→ RECORDED INFORMATION:
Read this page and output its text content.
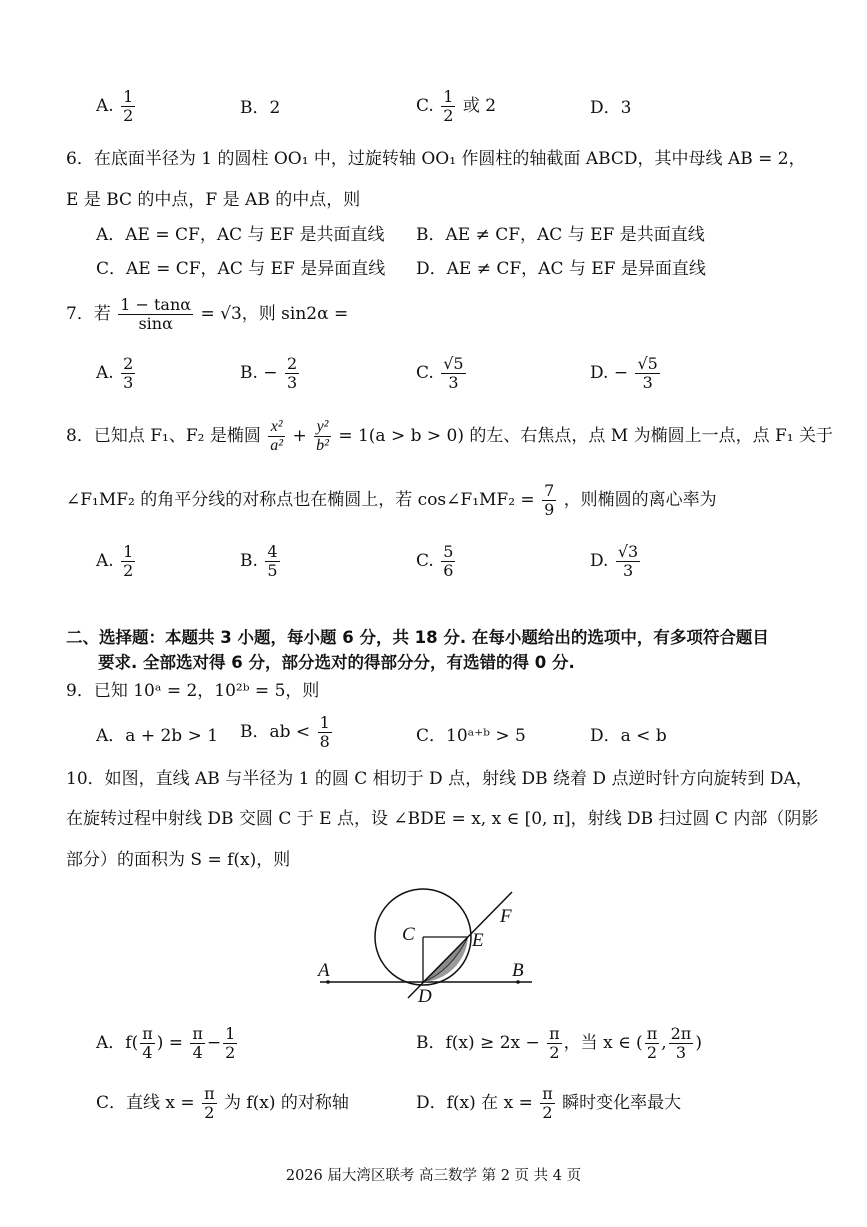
A. $\frac{1}{2}$	B．2	C. $\frac{1}{2}$ 或 2	D．3
6．在底面半径为 1 的圆柱 OO₁ 中，过旋转轴 OO₁ 作圆柱的轴截面 ABCD，其中母线 AB = 2，
E 是 BC 的中点，F 是 AB 的中点，则
A．AE = CF，AC 与 EF 是共面直线 B．AE ≠ CF，AC 与 EF 是共面直线
C．AE = CF，AC 与 EF 是异面直线 D．AE ≠ CF，AC 与 EF 是异面直线
7．若 $\frac{1 - \tan\alpha}{\sin\alpha} = √3$，则 sin2α =
A. $\frac{2}{3}$	B. − $\frac{2}{3}$	C. $\frac{√5}{3}$	D. − $\frac{√5}{3}$
8．已知点 F₁、F₂ 是椭圆 $\frac{\text{x²}}{\text{a²}} + \frac{\text{y²}}{\text{b²}} = 1(a > b > 0)$ 的左、右焦点，点 M 为椭圆上一点，点 F₁ 关于
∠F₁MF₂ 的角平分线的对称点也在椭圆上，若 cos∠F₁MF₂ = $\frac{7}{9}$ ，则椭圆的离心率为
A. $\frac{1}{2}$	B. $\frac{4}{5}$	C. $\frac{5}{6}$	D. $\frac{√3}{3}$
二、选择题：本题共 3 小题，每小题 6 分，共 18 分. 在每小题给出的选项中，有多项符合题目
要求. 全部选对得 6 分，部分选对的得部分分，有选错的得 0 分.
9．已知 10ᵃ = 2，10²ᵇ = 5，则
A．a + 2b > 1 B．ab < $\frac{1}{8}$	C．10ᵃ⁺ᵇ > 5	D．a < b
10．如图，直线 AB 与半径为 1 的圆 C 相切于 D 点，射线 DB 绕着 D 点逆时针方向旋转到 DA，
在旋转过程中射线 DB 交圆 C 于 E 点，设 ∠BDE = x, x ∈ [0, π]，射线 DB 扫过圆 C 内部（阴影
部分）的面积为 S = f(x)，则
A	B
C
D
E
F
A．$f( \frac{\pi}{4}$ ) = $\frac{\pi}{4} - \frac{1}{2}$	B．$f(x) \ge 2x - \frac{\pi}{2}$ ，当 x ∈ ( $\frac{\pi}{2}$ , $\frac{2\pi}{3}$ )
C．直线 $x = \frac{\pi}{2}$ 为 f(x) 的对称轴	D．f(x) 在 $x = \frac{\pi}{2}$ 瞬时变化率最大
2026 届大湾区联考 高三数学 第 2 页 共 4 页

→ OBJECTIVE: Copy the records exactly. Skip the pictures.

→ FULL SOLUTION:
Read this page and output its text content.
A. $\frac{1}{2}$	B．2	C. $\frac{1}{2}$ 或 2	D．3
6．在底面半径为 1 的圆柱 OO₁ 中，过旋转轴 OO₁ 作圆柱的轴截面 ABCD，其中母线 AB = 2，
E 是 BC 的中点，F 是 AB 的中点，则
A．AE = CF，AC 与 EF 是共面直线 B．AE ≠ CF，AC 与 EF 是共面直线
C．AE = CF，AC 与 EF 是异面直线 D．AE ≠ CF，AC 与 EF 是异面直线
7．若 $\frac{1 - \tan\alpha}{\sin\alpha} = √3$，则 sin2α =
A. $\frac{2}{3}$	B. − $\frac{2}{3}$	C. $\frac{√5}{3}$	D. − $\frac{√5}{3}$
8．已知点 F₁、F₂ 是椭圆 $\frac{\text{x²}}{\text{a²}} + \frac{\text{y²}}{\text{b²}} = 1(a > b > 0)$ 的左、右焦点，点 M 为椭圆上一点，点 F₁ 关于
∠F₁MF₂ 的角平分线的对称点也在椭圆上，若 cos∠F₁MF₂ = $\frac{7}{9}$ ，则椭圆的离心率为
A. $\frac{1}{2}$	B. $\frac{4}{5}$	C. $\frac{5}{6}$	D. $\frac{√3}{3}$
二、选择题：本题共 3 小题，每小题 6 分，共 18 分. 在每小题给出的选项中，有多项符合题目
要求. 全部选对得 6 分，部分选对的得部分分，有选错的得 0 分.
9．已知 10ᵃ = 2，10²ᵇ = 5，则
A．a + 2b > 1 B．ab < $\frac{1}{8}$	C．10ᵃ⁺ᵇ > 5	D．a < b
10．如图，直线 AB 与半径为 1 的圆 C 相切于 D 点，射线 DB 绕着 D 点逆时针方向旋转到 DA，
在旋转过程中射线 DB 交圆 C 于 E 点，设 ∠BDE = x, x ∈ [0, π]，射线 DB 扫过圆 C 内部（阴影
部分）的面积为 S = f(x)，则
A	B
C
D
E
F
A．$f( \frac{\pi}{4}$ ) = $\frac{\pi}{4} - \frac{1}{2}$	B．$f(x) \ge 2x - \frac{\pi}{2}$ ，当 x ∈ ( $\frac{\pi}{2}$ , $\frac{2\pi}{3}$ )
C．直线 $x = \frac{\pi}{2}$ 为 f(x) 的对称轴	D．f(x) 在 $x = \frac{\pi}{2}$ 瞬时变化率最大
2026 届大湾区联考 高三数学 第 2 页 共 4 页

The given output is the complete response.